▸ EXERCISE DESCRIPTION
The entries are to be returned exactly, with images left out.

▸ DATA FOR THIS EXERCISE
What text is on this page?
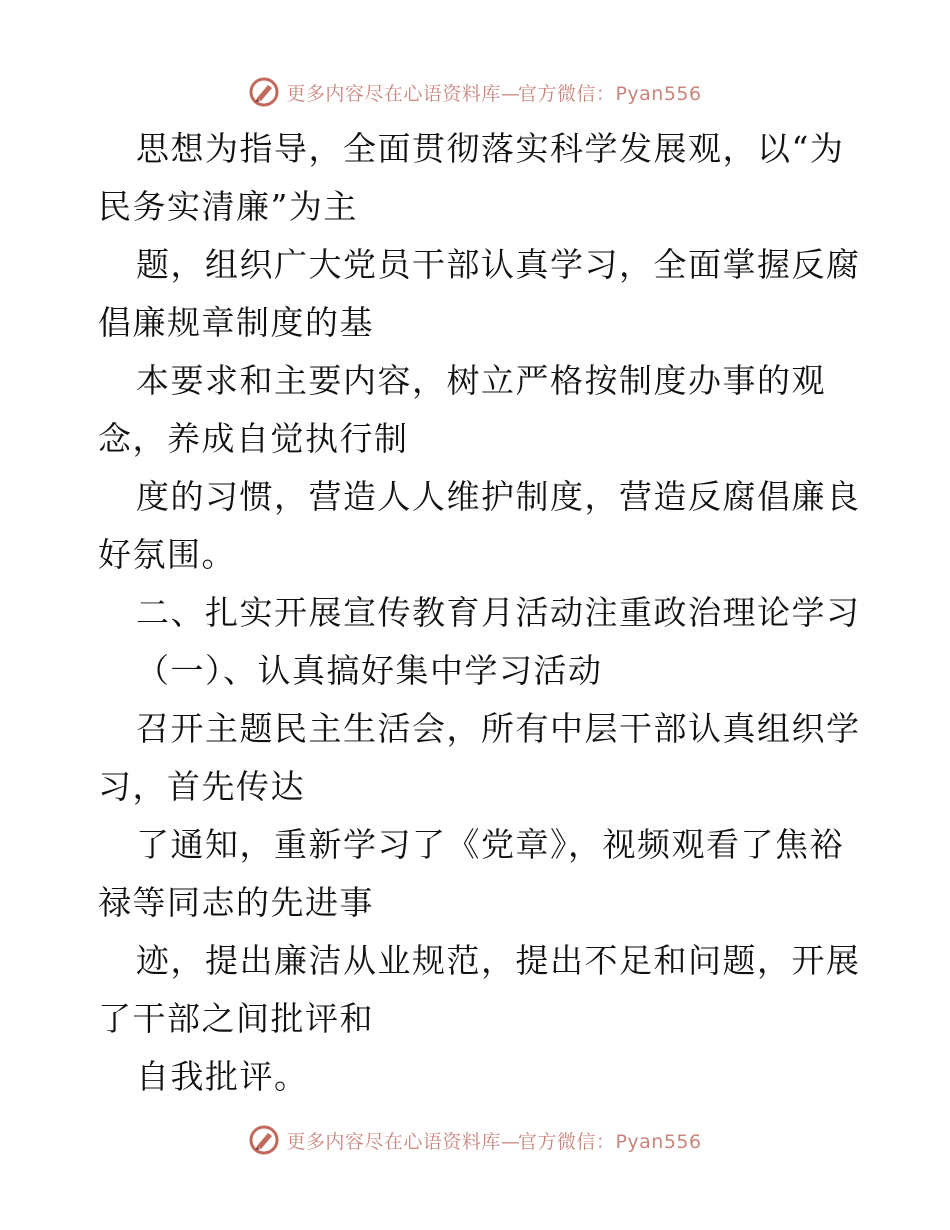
更多内容尽在心语资料库—官方微信：Pyan556
思想为指导，全面贯彻落实科学发展观，以“为
民务实清廉”为主
题，组织广大党员干部认真学习，全面掌握反腐
倡廉规章制度的基
本要求和主要内容，树立严格按制度办事的观
念，养成自觉执行制
度的习惯，营造人人维护制度，营造反腐倡廉良
好氛围。
二、扎实开展宣传教育月活动注重政治理论学习
（一）、认真搞好集中学习活动
召开主题民主生活会，所有中层干部认真组织学
习，首先传达
了通知，重新学习了《党章》，视频观看了焦裕
禄等同志的先进事
迹，提出廉洁从业规范，提出不足和问题，开展
了干部之间批评和
自我批评。
更多内容尽在心语资料库—官方微信：Pyan556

▸ TASK RESULT
What text is on this page?
更多内容尽在心语资料库—官方微信：Pyan556
思想为指导，全面贯彻落实科学发展观，以“为
民务实清廉”为主
题，组织广大党员干部认真学习，全面掌握反腐
倡廉规章制度的基
本要求和主要内容，树立严格按制度办事的观
念，养成自觉执行制
度的习惯，营造人人维护制度，营造反腐倡廉良
好氛围。
二、扎实开展宣传教育月活动注重政治理论学习
（一）、认真搞好集中学习活动
召开主题民主生活会，所有中层干部认真组织学
习，首先传达
了通知，重新学习了《党章》，视频观看了焦裕
禄等同志的先进事
迹，提出廉洁从业规范，提出不足和问题，开展
了干部之间批评和
自我批评。
更多内容尽在心语资料库—官方微信：Pyan556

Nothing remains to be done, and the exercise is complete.